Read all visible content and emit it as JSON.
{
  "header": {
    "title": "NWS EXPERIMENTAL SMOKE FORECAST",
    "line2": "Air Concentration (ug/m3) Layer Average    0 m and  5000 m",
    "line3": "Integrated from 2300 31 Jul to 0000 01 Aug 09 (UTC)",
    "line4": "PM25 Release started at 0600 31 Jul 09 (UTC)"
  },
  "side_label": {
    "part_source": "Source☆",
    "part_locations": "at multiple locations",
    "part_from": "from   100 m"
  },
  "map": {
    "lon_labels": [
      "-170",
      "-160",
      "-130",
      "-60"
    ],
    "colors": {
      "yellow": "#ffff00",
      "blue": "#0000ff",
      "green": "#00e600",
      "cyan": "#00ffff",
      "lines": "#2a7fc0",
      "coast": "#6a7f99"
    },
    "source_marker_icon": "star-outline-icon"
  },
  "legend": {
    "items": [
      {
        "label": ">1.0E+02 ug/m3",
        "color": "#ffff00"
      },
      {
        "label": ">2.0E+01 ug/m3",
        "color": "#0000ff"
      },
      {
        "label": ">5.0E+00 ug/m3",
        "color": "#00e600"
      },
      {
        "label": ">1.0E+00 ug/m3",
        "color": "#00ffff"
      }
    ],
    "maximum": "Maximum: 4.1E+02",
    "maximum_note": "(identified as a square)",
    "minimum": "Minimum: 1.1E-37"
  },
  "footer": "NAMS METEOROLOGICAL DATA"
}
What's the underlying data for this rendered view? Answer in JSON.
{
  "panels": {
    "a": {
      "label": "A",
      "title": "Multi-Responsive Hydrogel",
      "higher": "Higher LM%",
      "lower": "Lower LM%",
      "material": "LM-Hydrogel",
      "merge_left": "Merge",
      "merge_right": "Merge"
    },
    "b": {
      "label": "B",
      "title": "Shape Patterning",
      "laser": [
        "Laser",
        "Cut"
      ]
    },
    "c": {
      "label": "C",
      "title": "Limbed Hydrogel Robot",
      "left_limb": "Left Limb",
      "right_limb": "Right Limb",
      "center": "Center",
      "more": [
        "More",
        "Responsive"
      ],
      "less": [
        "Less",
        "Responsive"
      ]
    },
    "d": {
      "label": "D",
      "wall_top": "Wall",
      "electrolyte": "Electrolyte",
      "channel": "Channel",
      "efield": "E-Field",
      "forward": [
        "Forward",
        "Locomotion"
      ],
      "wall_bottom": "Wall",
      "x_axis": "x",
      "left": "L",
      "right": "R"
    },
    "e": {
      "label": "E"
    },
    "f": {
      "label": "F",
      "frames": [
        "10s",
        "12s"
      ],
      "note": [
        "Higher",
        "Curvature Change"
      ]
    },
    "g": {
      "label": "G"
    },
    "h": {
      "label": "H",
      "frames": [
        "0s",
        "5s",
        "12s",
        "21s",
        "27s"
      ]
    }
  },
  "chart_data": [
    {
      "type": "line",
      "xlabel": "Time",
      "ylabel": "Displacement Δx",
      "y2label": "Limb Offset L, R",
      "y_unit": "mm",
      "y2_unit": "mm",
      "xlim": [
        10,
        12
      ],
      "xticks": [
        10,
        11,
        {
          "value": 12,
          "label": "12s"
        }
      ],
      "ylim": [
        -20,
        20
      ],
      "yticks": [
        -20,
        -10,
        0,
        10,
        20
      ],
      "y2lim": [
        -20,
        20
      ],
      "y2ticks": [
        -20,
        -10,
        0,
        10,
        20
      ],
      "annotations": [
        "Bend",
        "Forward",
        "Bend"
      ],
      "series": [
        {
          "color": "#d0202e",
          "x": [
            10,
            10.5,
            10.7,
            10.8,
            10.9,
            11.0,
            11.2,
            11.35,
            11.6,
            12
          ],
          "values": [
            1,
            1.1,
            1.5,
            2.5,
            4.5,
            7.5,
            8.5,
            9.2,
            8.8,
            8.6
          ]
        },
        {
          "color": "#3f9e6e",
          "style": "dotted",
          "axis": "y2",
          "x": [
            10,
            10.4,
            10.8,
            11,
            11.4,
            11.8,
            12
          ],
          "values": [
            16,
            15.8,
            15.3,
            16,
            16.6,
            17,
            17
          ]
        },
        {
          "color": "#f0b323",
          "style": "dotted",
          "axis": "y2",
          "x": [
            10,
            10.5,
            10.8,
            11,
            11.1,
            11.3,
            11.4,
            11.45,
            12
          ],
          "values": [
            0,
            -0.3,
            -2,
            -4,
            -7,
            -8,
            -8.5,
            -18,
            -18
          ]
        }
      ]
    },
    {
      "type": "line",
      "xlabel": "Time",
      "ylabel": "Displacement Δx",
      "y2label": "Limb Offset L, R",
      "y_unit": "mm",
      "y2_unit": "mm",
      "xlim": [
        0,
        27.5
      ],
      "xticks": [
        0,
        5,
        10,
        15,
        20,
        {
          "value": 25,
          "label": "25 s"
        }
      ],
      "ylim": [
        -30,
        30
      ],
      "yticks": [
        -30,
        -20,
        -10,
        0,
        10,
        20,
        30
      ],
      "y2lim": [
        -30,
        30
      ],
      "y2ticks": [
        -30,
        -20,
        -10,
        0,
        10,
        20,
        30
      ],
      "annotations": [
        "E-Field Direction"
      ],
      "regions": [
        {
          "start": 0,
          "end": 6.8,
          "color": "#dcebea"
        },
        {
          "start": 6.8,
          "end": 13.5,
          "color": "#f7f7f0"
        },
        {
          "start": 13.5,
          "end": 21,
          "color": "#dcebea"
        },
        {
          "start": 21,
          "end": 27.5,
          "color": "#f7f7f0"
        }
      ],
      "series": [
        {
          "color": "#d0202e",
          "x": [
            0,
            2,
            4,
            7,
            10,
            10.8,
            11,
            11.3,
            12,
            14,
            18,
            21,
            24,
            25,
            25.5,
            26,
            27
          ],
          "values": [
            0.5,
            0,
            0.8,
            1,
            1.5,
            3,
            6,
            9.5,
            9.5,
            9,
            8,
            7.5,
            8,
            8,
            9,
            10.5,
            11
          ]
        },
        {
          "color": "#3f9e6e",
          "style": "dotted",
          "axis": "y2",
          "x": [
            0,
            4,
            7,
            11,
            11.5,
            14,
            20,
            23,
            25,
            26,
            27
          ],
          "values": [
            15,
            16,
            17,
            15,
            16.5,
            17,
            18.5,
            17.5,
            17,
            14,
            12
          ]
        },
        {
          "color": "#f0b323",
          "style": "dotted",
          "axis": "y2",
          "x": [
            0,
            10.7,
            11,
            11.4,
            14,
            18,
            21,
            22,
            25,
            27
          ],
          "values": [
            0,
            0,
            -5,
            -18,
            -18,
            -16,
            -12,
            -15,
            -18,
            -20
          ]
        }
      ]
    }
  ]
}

· · · ·

» **Direction**: Write out the entries in full, exactly as given.

» **Output of the exercise**:
Read all visible content and emit it as JSON.
{
  "header": {
    "title": "NWS EXPERIMENTAL SMOKE FORECAST",
    "line2": "Air Concentration (ug/m3) Layer Average    0 m and  5000 m",
    "line3": "Integrated from 2300 31 Jul to 0000 01 Aug 09 (UTC)",
    "line4": "PM25 Release started at 0600 31 Jul 09 (UTC)"
  },
  "side_label": {
    "part_source": "Source☆",
    "part_locations": "at multiple locations",
    "part_from": "from   100 m"
  },
  "map": {
    "lon_labels": [
      "-170",
      "-160",
      "-130",
      "-60"
    ],
    "colors": {
      "yellow": "#ffff00",
      "blue": "#0000ff",
      "green": "#00e600",
      "cyan": "#00ffff",
      "lines": "#2a7fc0",
      "coast": "#6a7f99"
    },
    "source_marker_icon": "star-outline-icon"
  },
  "legend": {
    "items": [
      {
        "label": ">1.0E+02 ug/m3",
        "color": "#ffff00"
      },
      {
        "label": ">2.0E+01 ug/m3",
        "color": "#0000ff"
      },
      {
        "label": ">5.0E+00 ug/m3",
        "color": "#00e600"
      },
      {
        "label": ">1.0E+00 ug/m3",
        "color": "#00ffff"
      }
    ],
    "maximum": "Maximum: 4.1E+02",
    "maximum_note": "(identified as a square)",
    "minimum": "Minimum: 1.1E-37"
  },
  "footer": "NAMS METEOROLOGICAL DATA"
}
What's the underlying data for this rendered view? Answer in JSON.
{
  "panels": {
    "a": {
      "label": "A",
      "title": "Multi-Responsive Hydrogel",
      "higher": "Higher LM%",
      "lower": "Lower LM%",
      "material": "LM-Hydrogel",
      "merge_left": "Merge",
      "merge_right": "Merge"
    },
    "b": {
      "label": "B",
      "title": "Shape Patterning",
      "laser": [
        "Laser",
        "Cut"
      ]
    },
    "c": {
      "label": "C",
      "title": "Limbed Hydrogel Robot",
      "left_limb": "Left Limb",
      "right_limb": "Right Limb",
      "center": "Center",
      "more": [
        "More",
        "Responsive"
      ],
      "less": [
        "Less",
        "Responsive"
      ]
    },
    "d": {
      "label": "D",
      "wall_top": "Wall",
      "electrolyte": "Electrolyte",
      "channel": "Channel",
      "efield": "E-Field",
      "forward": [
        "Forward",
        "Locomotion"
      ],
      "wall_bottom": "Wall",
      "x_axis": "x",
      "left": "L",
      "right": "R"
    },
    "e": {
      "label": "E"
    },
    "f": {
      "label": "F",
      "frames": [
        "10s",
        "12s"
      ],
      "note": [
        "Higher",
        "Curvature Change"
      ]
    },
    "g": {
      "label": "G"
    },
    "h": {
      "label": "H",
      "frames": [
        "0s",
        "5s",
        "12s",
        "21s",
        "27s"
      ]
    }
  },
  "chart_data": [
    {
      "type": "line",
      "xlabel": "Time",
      "ylabel": "Displacement Δx",
      "y2label": "Limb Offset L, R",
      "y_unit": "mm",
      "y2_unit": "mm",
      "xlim": [
        10,
        12
      ],
      "xticks": [
        10,
        11,
        {
          "value": 12,
          "label": "12s"
        }
      ],
      "ylim": [
        -20,
        20
      ],
      "yticks": [
        -20,
        -10,
        0,
        10,
        20
      ],
      "y2lim": [
        -20,
        20
      ],
      "y2ticks": [
        -20,
        -10,
        0,
        10,
        20
      ],
      "annotations": [
        "Bend",
        "Forward",
        "Bend"
      ],
      "series": [
        {
          "color": "#d0202e",
          "x": [
            10,
            10.5,
            10.7,
            10.8,
            10.9,
            11.0,
            11.2,
            11.35,
            11.6,
            12
          ],
          "values": [
            1,
            1.1,
            1.5,
            2.5,
            4.5,
            7.5,
            8.5,
            9.2,
            8.8,
            8.6
          ]
        },
        {
          "color": "#3f9e6e",
          "style": "dotted",
          "axis": "y2",
          "x": [
            10,
            10.4,
            10.8,
            11,
            11.4,
            11.8,
            12
          ],
          "values": [
            16,
            15.8,
            15.3,
            16,
            16.6,
            17,
            17
          ]
        },
        {
          "color": "#f0b323",
          "style": "dotted",
          "axis": "y2",
          "x": [
            10,
            10.5,
            10.8,
            11,
            11.1,
            11.3,
            11.4,
            11.45,
            12
          ],
          "values": [
            0,
            -0.3,
            -2,
            -4,
            -7,
            -8,
            -8.5,
            -18,
            -18
          ]
        }
      ]
    },
    {
      "type": "line",
      "xlabel": "Time",
      "ylabel": "Displacement Δx",
      "y2label": "Limb Offset L, R",
      "y_unit": "mm",
      "y2_unit": "mm",
      "xlim": [
        0,
        27.5
      ],
      "xticks": [
        0,
        5,
        10,
        15,
        20,
        {
          "value": 25,
          "label": "25 s"
        }
      ],
      "ylim": [
        -30,
        30
      ],
      "yticks": [
        -30,
        -20,
        -10,
        0,
        10,
        20,
        30
      ],
      "y2lim": [
        -30,
        30
      ],
      "y2ticks": [
        -30,
        -20,
        -10,
        0,
        10,
        20,
        30
      ],
      "annotations": [
        "E-Field Direction"
      ],
      "regions": [
        {
          "start": 0,
          "end": 6.8,
          "color": "#dcebea"
        },
        {
          "start": 6.8,
          "end": 13.5,
          "color": "#f7f7f0"
        },
        {
          "start": 13.5,
          "end": 21,
          "color": "#dcebea"
        },
        {
          "start": 21,
          "end": 27.5,
          "color": "#f7f7f0"
        }
      ],
      "series": [
        {
          "color": "#d0202e",
          "x": [
            0,
            2,
            4,
            7,
            10,
            10.8,
            11,
            11.3,
            12,
            14,
            18,
            21,
            24,
            25,
            25.5,
            26,
            27
          ],
          "values": [
            0.5,
            0,
            0.8,
            1,
            1.5,
            3,
            6,
            9.5,
            9.5,
            9,
            8,
            7.5,
            8,
            8,
            9,
            10.5,
            11
          ]
        },
        {
          "color": "#3f9e6e",
          "style": "dotted",
          "axis": "y2",
          "x": [
            0,
            4,
            7,
            11,
            11.5,
            14,
            20,
            23,
            25,
            26,
            27
          ],
          "values": [
            15,
            16,
            17,
            15,
            16.5,
            17,
            18.5,
            17.5,
            17,
            14,
            12
          ]
        },
        {
          "color": "#f0b323",
          "style": "dotted",
          "axis": "y2",
          "x": [
            0,
            10.7,
            11,
            11.4,
            14,
            18,
            21,
            22,
            25,
            27
          ],
          "values": [
            0,
            0,
            -5,
            -18,
            -18,
            -16,
            -12,
            -15,
            -18,
            -20
          ]
        }
      ]
    }
  ]
}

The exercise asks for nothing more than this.